What is needed: Put every line of the records below into a numbered list, skipping blank lines. Leave the pictures out of the list.

Saved data entries:

•••

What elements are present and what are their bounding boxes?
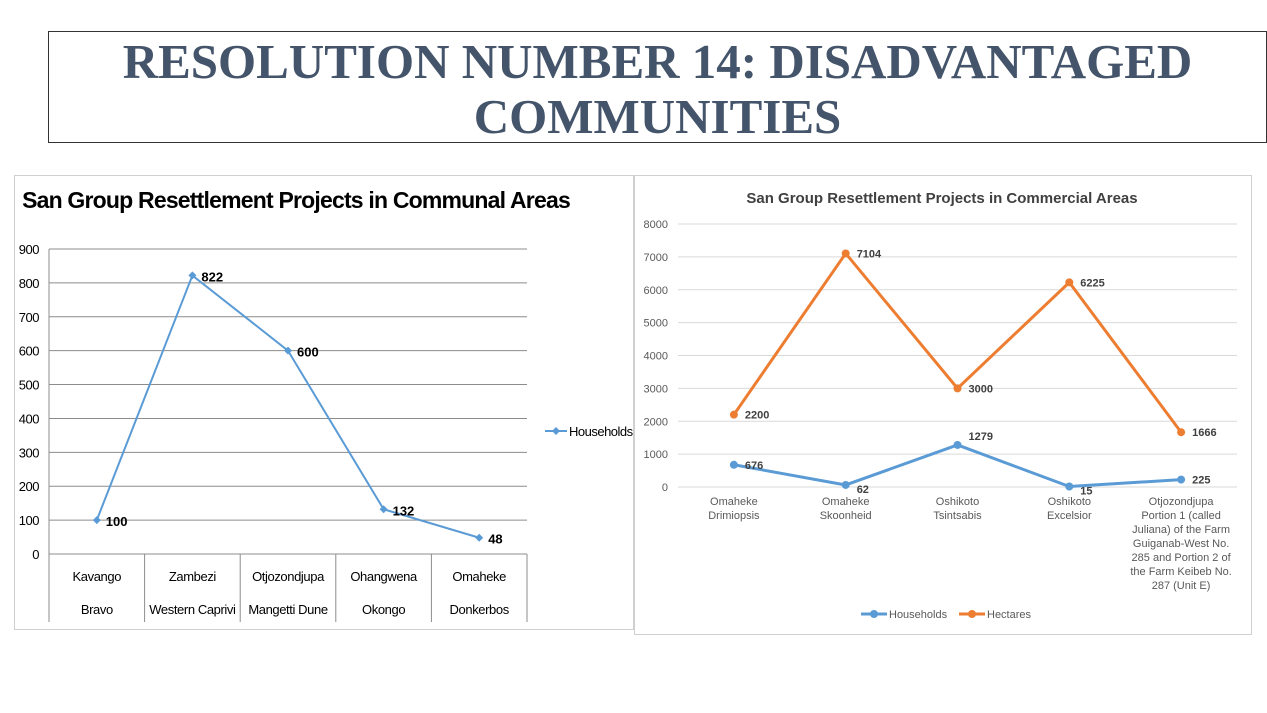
communal-areas-chart-svg: San Group Resettlement Projects in Commu… <box>19 187 634 622</box>
chart-title: San Group Resettlement Projects in Comme… <box>746 190 1137 207</box>
x-tick-label: Ohangwena <box>350 569 418 584</box>
y-tick-label: 100 <box>19 513 39 528</box>
x-tick-label: Omaheke <box>710 496 758 508</box>
x-tick-label: 287 (Unit E) <box>1152 580 1211 592</box>
data-label: 676 <box>745 460 763 472</box>
page-title-line-2: COMMUNITIES <box>473 89 842 144</box>
data-label: 62 <box>857 484 869 496</box>
x-tick-label: Donkerbos <box>450 602 510 617</box>
data-label: 600 <box>297 345 319 360</box>
data-label: 2200 <box>745 410 769 422</box>
legend-label: Households <box>889 609 948 621</box>
chart-title: San Group Resettlement Projects in Commu… <box>22 187 570 213</box>
y-tick-label: 200 <box>19 479 39 494</box>
x-tick-label: 285 and Portion 2 of <box>1132 552 1232 564</box>
series-line-hectares <box>732 251 1183 434</box>
commercial-areas-chart-svg: San Group Resettlement Projects in Comme… <box>644 190 1237 621</box>
y-tick-label: 5000 <box>644 318 668 330</box>
legend-marker <box>870 610 878 618</box>
x-tick-label: the Farm Keibeb No. <box>1130 566 1232 578</box>
y-tick-label: 4000 <box>644 351 668 363</box>
y-tick-label: 0 <box>662 482 668 494</box>
page-title-line-1: RESOLUTION NUMBER 14: DISADVANTAGED <box>122 34 1193 89</box>
data-label: 1279 <box>969 431 993 443</box>
series-line-households <box>95 273 480 539</box>
y-tick-label: 600 <box>19 344 39 359</box>
data-label: 7104 <box>857 248 882 260</box>
series-line-households <box>733 443 1182 489</box>
y-tick-label: 700 <box>19 310 39 325</box>
x-tick-label: Bravo <box>81 602 113 617</box>
y-tick-label: 6000 <box>644 285 668 297</box>
y-tick-label: 7000 <box>644 252 668 264</box>
legend-marker <box>968 610 976 618</box>
data-label: 132 <box>393 503 415 518</box>
y-tick-label: 500 <box>19 378 39 393</box>
x-tick-label: Guiganab-West No. <box>1133 538 1229 550</box>
x-tick-label: Omaheke <box>452 569 506 584</box>
data-point <box>953 384 962 393</box>
data-label: 1666 <box>1192 427 1216 439</box>
x-tick-label: Mangetti Dune <box>248 602 328 617</box>
x-tick-label: Drimiopsis <box>708 510 760 522</box>
x-tick-label: Portion 1 (called <box>1141 510 1221 522</box>
y-tick-label: 300 <box>19 445 39 460</box>
y-tick-label: 400 <box>19 411 39 426</box>
data-label: 3000 <box>969 383 993 395</box>
y-tick-label: 8000 <box>644 219 668 231</box>
x-tick-label: Omaheke <box>822 496 870 508</box>
legend-label: Hectares <box>987 609 1032 621</box>
data-point <box>284 346 292 355</box>
y-tick-label: 900 <box>19 242 39 257</box>
y-tick-label: 2000 <box>644 416 668 428</box>
y-tick-label: 0 <box>32 547 39 562</box>
page-title: RESOLUTION NUMBER 14: DISADVANTAGED COMM… <box>49 34 1266 144</box>
title-box: RESOLUTION NUMBER 14: DISADVANTAGED COMM… <box>48 31 1267 144</box>
x-tick-label: Skoonheid <box>820 510 872 522</box>
x-tick-label: Excelsior <box>1047 510 1092 522</box>
data-point <box>188 271 197 280</box>
data-label: 225 <box>1192 475 1210 487</box>
communal-areas-chart: San Group Resettlement Projects in Commu… <box>14 175 634 630</box>
data-point <box>841 249 850 258</box>
data-point <box>729 410 738 419</box>
data-label: 100 <box>106 514 128 529</box>
data-point <box>729 460 738 469</box>
x-tick-label: Juliana) of the Farm <box>1132 524 1230 536</box>
data-point <box>953 440 962 449</box>
y-tick-label: 1000 <box>644 449 668 461</box>
x-tick-label: Oshikoto <box>936 496 979 508</box>
x-tick-label: Okongo <box>362 602 405 617</box>
data-point <box>92 516 101 525</box>
x-tick-label: Zambezi <box>169 569 217 584</box>
x-tick-label: Tsintsabis <box>933 510 982 522</box>
data-point <box>841 480 850 489</box>
data-point <box>1177 428 1186 437</box>
legend-marker <box>552 427 560 435</box>
data-point <box>1177 475 1186 484</box>
x-tick-label: Otjozondjupa <box>252 569 325 584</box>
y-tick-label: 3000 <box>644 383 668 395</box>
data-point <box>379 505 388 514</box>
commercial-areas-chart: San Group Resettlement Projects in Comme… <box>634 175 1252 635</box>
data-point <box>1065 278 1074 287</box>
x-tick-label: Western Caprivi <box>149 602 236 617</box>
data-label: 822 <box>201 269 223 284</box>
data-label: 48 <box>488 532 502 547</box>
y-tick-label: 800 <box>19 276 39 291</box>
data-point <box>475 533 484 542</box>
x-tick-label: Oshikoto <box>1048 496 1091 508</box>
data-point <box>1065 482 1074 491</box>
x-tick-label: Otjozondjupa <box>1149 496 1215 508</box>
data-label: 15 <box>1080 486 1092 498</box>
x-tick-label: Kavango <box>73 569 122 584</box>
legend-label: Households <box>569 424 633 439</box>
data-label: 6225 <box>1080 277 1104 289</box>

•••

Completed exercise:
1. What elements are present and what are their bounding boxes?
2. communal-areas-chart-svg: San Group Resettlement Projects in Commu… <box>19 187 634 622</box>
3. chart-title: San Group Resettlement Projects in Comme… <box>746 190 1137 207</box>
4. x-tick-label: Ohangwena <box>350 569 418 584</box>
5. y-tick-label: 100 <box>19 513 39 528</box>
6. x-tick-label: Omaheke <box>710 496 758 508</box>
7. x-tick-label: 287 (Unit E) <box>1152 580 1211 592</box>
8. data-label: 676 <box>745 460 763 472</box>
9. page-title-line-2: COMMUNITIES <box>473 89 842 144</box>
10. data-label: 62 <box>857 484 869 496</box>
11. x-tick-label: Donkerbos <box>450 602 510 617</box>
12. data-label: 600 <box>297 345 319 360</box>
13. data-label: 2200 <box>745 410 769 422</box>
14. legend-label: Households <box>889 609 948 621</box>
15. chart-title: San Group Resettlement Projects in Commu… <box>22 187 570 213</box>
16. y-tick-label: 200 <box>19 479 39 494</box>
17. x-tick-label: 285 and Portion 2 of <box>1132 552 1232 564</box>
18. series-line-hectares <box>732 251 1183 434</box>
19. commercial-areas-chart-svg: San Group Resettlement Projects in Comme… <box>644 190 1237 621</box>
20. y-tick-label: 5000 <box>644 318 668 330</box>
21. legend-marker <box>870 610 878 618</box>
22. x-tick-label: the Farm Keibeb No. <box>1130 566 1232 578</box>
23. y-tick-label: 4000 <box>644 351 668 363</box>
24. y-tick-label: 0 <box>662 482 668 494</box>
25. page-title-line-1: RESOLUTION NUMBER 14: DISADVANTAGED <box>122 34 1193 89</box>
26. data-label: 1279 <box>969 431 993 443</box>
27. series-line-households <box>95 273 480 539</box>
28. y-tick-label: 600 <box>19 344 39 359</box>
29. data-label: 7104 <box>857 248 882 260</box>
30. series-line-households <box>733 443 1182 489</box>
31. y-tick-label: 700 <box>19 310 39 325</box>
32. x-tick-label: Bravo <box>81 602 113 617</box>
33. y-tick-label: 6000 <box>644 285 668 297</box>
34. y-tick-label: 7000 <box>644 252 668 264</box>
35. legend-marker <box>968 610 976 618</box>
36. data-label: 132 <box>393 503 415 518</box>
37. y-tick-label: 500 <box>19 378 39 393</box>
38. x-tick-label: Guiganab-West No. <box>1133 538 1229 550</box>
39. x-tick-label: Omaheke <box>452 569 506 584</box>
40. data-point <box>953 384 962 393</box>
41. data-label: 1666 <box>1192 427 1216 439</box>
42. x-tick-label: Mangetti Dune <box>248 602 328 617</box>
43. x-tick-label: Drimiopsis <box>708 510 760 522</box>
44. x-tick-label: Portion 1 (called <box>1141 510 1221 522</box>
45. y-tick-label: 300 <box>19 445 39 460</box>
46. y-tick-label: 400 <box>19 411 39 426</box>
47. data-label: 3000 <box>969 383 993 395</box>
48. y-tick-label: 8000 <box>644 219 668 231</box>
49. x-tick-label: Omaheke <box>822 496 870 508</box>
50. legend-label: Hectares <box>987 609 1032 621</box>
51. data-point <box>284 346 292 355</box>
52. y-tick-label: 900 <box>19 242 39 257</box>
53. y-tick-label: 2000 <box>644 416 668 428</box>
54. y-tick-label: 0 <box>32 547 39 562</box>
55. page-title: RESOLUTION NUMBER 14: DISADVANTAGED COMM… <box>49 34 1266 144</box>
56. title-box: RESOLUTION NUMBER 14: DISADVANTAGED COMM… <box>48 31 1267 144</box>
57. x-tick-label: Skoonheid <box>820 510 872 522</box>
58. x-tick-label: Excelsior <box>1047 510 1092 522</box>
59. data-point <box>188 271 197 280</box>
60. data-label: 225 <box>1192 475 1210 487</box>
61. communal-areas-chart: San Group Resettlement Projects in Commu… <box>14 175 634 630</box>
62. data-point <box>841 249 850 258</box>
63. data-point <box>729 410 738 419</box>
64. data-label: 100 <box>106 514 128 529</box>
65. data-point <box>729 460 738 469</box>
66. x-tick-label: Juliana) of the Farm <box>1132 524 1230 536</box>
67. data-point <box>953 440 962 449</box>
68. y-tick-label: 1000 <box>644 449 668 461</box>
69. x-tick-label: Oshikoto <box>936 496 979 508</box>
70. x-tick-label: Okongo <box>362 602 405 617</box>
71. data-point <box>92 516 101 525</box>
72. x-tick-label: Zambezi <box>169 569 217 584</box>
73. x-tick-label: Tsintsabis <box>933 510 982 522</box>
74. data-point <box>841 480 850 489</box>
75. data-point <box>1177 428 1186 437</box>
76. legend-marker <box>552 427 560 435</box>
77. data-point <box>1177 475 1186 484</box>
78. x-tick-label: Otjozondjupa <box>252 569 325 584</box>
79. y-tick-label: 3000 <box>644 383 668 395</box>
80. data-point <box>379 505 388 514</box>
81. commercial-areas-chart: San Group Resettlement Projects in Comme… <box>634 175 1252 635</box>
82. data-point <box>1065 278 1074 287</box>
83. x-tick-label: Western Caprivi <box>149 602 236 617</box>
84. data-label: 822 <box>201 269 223 284</box>
85. data-label: 48 <box>488 532 502 547</box>
86. y-tick-label: 800 <box>19 276 39 291</box>
87. data-point <box>475 533 484 542</box>
88. x-tick-label: Oshikoto <box>1048 496 1091 508</box>
89. data-point <box>1065 482 1074 491</box>
90. x-tick-label: Otjozondjupa <box>1149 496 1215 508</box>
91. data-label: 15 <box>1080 486 1092 498</box>
92. x-tick-label: Kavango <box>73 569 122 584</box>
93. legend-label: Households <box>569 424 633 439</box>
94. data-label: 6225 <box>1080 277 1104 289</box>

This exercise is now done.